Problem to solve — Write only the number of lines in the records beneath that hold "EFFECT".

Some records —
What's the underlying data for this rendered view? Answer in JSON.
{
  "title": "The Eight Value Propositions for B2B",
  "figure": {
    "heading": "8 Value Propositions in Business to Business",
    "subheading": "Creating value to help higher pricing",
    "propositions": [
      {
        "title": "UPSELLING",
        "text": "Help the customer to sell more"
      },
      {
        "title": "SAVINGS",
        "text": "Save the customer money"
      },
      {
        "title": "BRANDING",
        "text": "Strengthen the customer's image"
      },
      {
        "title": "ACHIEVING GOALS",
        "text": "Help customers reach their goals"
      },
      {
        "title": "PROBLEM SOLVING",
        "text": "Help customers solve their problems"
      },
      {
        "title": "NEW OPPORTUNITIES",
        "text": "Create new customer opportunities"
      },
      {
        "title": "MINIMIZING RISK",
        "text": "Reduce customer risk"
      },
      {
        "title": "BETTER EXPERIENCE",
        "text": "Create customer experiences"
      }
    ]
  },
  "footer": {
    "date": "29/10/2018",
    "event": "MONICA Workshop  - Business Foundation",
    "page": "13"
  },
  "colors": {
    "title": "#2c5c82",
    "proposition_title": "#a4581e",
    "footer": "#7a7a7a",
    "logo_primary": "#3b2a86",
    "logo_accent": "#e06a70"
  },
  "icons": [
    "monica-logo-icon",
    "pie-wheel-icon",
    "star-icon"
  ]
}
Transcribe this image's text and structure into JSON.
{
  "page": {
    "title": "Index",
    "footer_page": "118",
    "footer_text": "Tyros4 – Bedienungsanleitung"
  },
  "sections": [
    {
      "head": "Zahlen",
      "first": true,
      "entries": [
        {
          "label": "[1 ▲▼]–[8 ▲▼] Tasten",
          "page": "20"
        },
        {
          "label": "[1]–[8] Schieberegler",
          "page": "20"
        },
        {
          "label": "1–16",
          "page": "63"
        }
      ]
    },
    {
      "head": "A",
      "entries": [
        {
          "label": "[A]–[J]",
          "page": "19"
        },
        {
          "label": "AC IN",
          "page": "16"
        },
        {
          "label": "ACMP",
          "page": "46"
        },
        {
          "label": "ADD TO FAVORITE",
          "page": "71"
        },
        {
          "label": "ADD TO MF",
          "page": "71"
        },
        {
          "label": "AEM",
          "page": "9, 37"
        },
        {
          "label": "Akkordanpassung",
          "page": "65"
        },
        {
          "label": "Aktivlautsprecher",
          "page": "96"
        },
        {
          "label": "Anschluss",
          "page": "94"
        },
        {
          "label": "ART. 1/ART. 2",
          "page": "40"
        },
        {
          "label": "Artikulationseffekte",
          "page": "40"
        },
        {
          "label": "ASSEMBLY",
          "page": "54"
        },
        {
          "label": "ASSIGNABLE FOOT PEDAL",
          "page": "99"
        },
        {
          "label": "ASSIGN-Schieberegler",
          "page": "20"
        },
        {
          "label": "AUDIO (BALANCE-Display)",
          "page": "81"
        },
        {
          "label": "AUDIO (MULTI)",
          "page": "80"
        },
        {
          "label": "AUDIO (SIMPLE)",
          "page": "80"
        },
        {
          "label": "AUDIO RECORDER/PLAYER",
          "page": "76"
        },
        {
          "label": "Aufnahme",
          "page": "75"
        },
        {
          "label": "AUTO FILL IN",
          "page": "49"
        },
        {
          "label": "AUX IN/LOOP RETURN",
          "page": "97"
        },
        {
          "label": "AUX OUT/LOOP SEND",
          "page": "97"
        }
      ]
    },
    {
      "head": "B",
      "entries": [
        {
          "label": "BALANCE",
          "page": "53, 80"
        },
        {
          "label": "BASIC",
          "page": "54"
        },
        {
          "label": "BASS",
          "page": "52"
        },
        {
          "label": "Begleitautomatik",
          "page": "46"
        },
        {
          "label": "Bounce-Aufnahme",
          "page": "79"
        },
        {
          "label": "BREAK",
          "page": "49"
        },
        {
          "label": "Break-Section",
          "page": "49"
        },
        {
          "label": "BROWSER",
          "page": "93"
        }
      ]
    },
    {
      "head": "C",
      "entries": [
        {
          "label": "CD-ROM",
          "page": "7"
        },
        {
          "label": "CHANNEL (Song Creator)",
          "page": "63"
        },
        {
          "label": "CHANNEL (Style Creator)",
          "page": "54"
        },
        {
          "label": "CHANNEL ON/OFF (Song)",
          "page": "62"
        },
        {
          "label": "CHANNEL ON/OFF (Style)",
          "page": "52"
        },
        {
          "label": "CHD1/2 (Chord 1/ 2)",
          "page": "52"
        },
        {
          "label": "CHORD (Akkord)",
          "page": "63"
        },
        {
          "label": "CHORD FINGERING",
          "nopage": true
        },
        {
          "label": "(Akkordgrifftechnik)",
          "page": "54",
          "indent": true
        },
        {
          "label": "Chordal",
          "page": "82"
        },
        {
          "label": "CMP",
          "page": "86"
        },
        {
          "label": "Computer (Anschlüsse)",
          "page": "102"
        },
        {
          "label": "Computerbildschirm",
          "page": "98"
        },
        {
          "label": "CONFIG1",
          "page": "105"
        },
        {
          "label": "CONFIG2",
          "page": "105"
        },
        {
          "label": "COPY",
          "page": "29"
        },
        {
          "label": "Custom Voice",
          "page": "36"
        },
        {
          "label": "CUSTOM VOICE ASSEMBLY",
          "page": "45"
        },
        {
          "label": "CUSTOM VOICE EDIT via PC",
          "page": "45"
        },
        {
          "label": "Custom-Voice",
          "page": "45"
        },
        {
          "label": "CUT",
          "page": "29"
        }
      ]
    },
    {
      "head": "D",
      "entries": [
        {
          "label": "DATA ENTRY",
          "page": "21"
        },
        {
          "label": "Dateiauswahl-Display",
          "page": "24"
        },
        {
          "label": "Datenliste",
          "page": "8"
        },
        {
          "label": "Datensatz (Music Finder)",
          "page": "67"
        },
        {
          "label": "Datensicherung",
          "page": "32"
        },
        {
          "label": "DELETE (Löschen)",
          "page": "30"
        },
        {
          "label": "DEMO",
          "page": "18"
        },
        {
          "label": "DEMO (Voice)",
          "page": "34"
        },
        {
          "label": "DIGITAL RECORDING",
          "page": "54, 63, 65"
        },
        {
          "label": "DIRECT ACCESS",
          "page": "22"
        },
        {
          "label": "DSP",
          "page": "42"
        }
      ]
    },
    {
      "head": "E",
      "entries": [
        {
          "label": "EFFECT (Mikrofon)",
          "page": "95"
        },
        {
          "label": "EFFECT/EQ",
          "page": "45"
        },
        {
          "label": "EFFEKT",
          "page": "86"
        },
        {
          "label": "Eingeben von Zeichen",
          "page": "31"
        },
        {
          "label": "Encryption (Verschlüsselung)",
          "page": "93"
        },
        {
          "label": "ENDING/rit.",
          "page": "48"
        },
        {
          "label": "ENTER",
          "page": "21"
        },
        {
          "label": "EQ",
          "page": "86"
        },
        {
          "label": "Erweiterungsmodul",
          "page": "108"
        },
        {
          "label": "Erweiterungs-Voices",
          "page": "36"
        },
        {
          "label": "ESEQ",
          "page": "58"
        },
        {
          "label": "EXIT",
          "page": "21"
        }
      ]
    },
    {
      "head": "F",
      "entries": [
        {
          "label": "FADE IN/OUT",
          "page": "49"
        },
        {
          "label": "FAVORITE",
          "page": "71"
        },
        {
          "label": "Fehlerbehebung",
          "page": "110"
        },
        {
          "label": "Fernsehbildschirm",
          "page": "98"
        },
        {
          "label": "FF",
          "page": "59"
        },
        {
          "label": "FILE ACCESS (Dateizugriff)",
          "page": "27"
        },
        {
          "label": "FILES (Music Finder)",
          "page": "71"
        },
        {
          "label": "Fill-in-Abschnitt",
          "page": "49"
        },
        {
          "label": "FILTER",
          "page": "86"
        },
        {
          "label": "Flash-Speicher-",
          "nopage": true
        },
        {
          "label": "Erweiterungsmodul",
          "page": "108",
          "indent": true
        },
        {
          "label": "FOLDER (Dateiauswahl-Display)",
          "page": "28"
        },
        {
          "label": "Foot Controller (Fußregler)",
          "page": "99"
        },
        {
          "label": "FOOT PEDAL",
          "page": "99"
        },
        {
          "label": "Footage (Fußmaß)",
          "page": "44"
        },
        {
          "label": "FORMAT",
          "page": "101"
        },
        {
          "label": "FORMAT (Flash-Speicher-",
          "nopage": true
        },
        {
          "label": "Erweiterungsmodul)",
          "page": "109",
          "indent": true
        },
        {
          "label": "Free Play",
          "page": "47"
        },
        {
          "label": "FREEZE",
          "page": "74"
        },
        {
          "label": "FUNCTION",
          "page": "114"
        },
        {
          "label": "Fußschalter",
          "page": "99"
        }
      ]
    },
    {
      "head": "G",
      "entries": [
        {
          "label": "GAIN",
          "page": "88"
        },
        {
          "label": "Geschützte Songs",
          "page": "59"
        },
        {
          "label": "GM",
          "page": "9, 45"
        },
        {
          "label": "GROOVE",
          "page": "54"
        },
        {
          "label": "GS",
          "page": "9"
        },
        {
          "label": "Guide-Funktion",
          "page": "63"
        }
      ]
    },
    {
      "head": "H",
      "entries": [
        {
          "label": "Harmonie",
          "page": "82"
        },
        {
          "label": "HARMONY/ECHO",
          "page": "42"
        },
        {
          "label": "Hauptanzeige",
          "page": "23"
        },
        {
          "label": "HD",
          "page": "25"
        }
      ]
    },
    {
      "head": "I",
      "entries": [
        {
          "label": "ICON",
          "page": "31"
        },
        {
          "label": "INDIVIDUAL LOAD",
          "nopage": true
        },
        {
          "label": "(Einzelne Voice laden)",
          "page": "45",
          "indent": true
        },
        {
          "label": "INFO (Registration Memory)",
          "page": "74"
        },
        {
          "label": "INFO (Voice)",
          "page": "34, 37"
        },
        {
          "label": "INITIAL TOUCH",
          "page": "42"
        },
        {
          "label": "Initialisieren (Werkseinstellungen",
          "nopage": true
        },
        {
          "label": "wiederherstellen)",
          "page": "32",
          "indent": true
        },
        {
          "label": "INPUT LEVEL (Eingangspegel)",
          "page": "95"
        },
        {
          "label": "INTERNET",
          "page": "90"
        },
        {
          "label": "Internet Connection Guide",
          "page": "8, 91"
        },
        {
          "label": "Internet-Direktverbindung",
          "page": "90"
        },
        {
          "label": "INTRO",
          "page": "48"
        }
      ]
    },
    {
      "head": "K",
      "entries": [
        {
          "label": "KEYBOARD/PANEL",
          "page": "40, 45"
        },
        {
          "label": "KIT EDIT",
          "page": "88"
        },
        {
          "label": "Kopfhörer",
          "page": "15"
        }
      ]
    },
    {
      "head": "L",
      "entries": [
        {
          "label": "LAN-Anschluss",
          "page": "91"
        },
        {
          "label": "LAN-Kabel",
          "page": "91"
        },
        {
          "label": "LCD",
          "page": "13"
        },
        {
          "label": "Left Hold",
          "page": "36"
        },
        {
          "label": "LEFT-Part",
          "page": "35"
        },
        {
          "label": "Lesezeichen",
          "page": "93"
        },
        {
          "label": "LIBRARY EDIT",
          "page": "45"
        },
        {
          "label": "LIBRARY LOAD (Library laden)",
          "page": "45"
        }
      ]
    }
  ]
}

The completed task — 2